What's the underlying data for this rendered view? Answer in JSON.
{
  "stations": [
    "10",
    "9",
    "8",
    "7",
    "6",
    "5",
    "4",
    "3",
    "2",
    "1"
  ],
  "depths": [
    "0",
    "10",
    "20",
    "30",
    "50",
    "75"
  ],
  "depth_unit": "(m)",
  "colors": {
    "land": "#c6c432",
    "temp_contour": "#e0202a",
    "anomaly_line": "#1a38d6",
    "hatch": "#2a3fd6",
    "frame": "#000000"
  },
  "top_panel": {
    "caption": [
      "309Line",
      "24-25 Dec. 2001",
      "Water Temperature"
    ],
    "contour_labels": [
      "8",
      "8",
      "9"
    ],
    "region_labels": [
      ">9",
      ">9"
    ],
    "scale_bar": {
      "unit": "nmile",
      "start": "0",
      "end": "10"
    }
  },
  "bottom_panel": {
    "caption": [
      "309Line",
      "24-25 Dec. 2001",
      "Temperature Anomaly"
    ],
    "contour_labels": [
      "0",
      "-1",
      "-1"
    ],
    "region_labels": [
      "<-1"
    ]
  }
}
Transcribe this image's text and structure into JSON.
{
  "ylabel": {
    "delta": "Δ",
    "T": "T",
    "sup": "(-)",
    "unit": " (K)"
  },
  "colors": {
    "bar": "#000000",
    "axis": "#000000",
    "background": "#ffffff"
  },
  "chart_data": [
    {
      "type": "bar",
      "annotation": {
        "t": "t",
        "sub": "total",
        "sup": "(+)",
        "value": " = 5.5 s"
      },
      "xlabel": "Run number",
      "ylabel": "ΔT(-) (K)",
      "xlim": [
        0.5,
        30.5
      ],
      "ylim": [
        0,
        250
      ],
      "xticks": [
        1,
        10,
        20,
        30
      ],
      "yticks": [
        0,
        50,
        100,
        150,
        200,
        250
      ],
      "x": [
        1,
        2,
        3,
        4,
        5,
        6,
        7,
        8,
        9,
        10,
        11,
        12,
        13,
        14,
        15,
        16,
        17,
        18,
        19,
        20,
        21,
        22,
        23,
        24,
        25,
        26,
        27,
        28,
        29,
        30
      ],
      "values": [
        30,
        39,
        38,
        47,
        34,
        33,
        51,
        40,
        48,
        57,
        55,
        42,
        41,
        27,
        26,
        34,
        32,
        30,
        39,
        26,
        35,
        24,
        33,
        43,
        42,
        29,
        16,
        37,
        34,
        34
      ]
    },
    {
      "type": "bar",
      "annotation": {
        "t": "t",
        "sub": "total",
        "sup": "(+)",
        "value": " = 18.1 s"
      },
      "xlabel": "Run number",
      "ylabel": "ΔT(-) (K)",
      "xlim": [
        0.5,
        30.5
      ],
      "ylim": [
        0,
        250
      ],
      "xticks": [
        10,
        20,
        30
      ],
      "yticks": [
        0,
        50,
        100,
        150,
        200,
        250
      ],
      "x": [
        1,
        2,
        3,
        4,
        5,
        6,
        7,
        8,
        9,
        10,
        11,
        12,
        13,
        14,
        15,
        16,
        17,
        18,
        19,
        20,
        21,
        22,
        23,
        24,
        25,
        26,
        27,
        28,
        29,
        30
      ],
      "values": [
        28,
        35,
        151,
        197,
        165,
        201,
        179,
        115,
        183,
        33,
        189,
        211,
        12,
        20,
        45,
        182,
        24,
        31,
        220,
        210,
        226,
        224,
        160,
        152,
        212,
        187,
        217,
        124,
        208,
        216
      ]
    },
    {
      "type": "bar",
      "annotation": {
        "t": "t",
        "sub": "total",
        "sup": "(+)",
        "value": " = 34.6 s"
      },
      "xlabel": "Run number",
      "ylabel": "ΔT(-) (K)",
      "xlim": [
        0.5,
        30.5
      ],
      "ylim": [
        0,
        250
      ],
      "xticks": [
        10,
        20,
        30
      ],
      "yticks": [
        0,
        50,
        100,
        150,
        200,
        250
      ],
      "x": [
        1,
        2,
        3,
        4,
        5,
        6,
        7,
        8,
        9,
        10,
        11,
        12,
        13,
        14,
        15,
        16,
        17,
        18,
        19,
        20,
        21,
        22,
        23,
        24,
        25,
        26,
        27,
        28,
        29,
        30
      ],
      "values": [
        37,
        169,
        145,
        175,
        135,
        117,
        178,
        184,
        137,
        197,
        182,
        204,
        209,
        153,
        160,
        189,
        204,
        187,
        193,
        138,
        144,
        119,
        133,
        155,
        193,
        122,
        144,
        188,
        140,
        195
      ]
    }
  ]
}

» Stated problem
State the number of lines in the records that contain the string "Temperature", and nothing more.

» Solution for this problem
2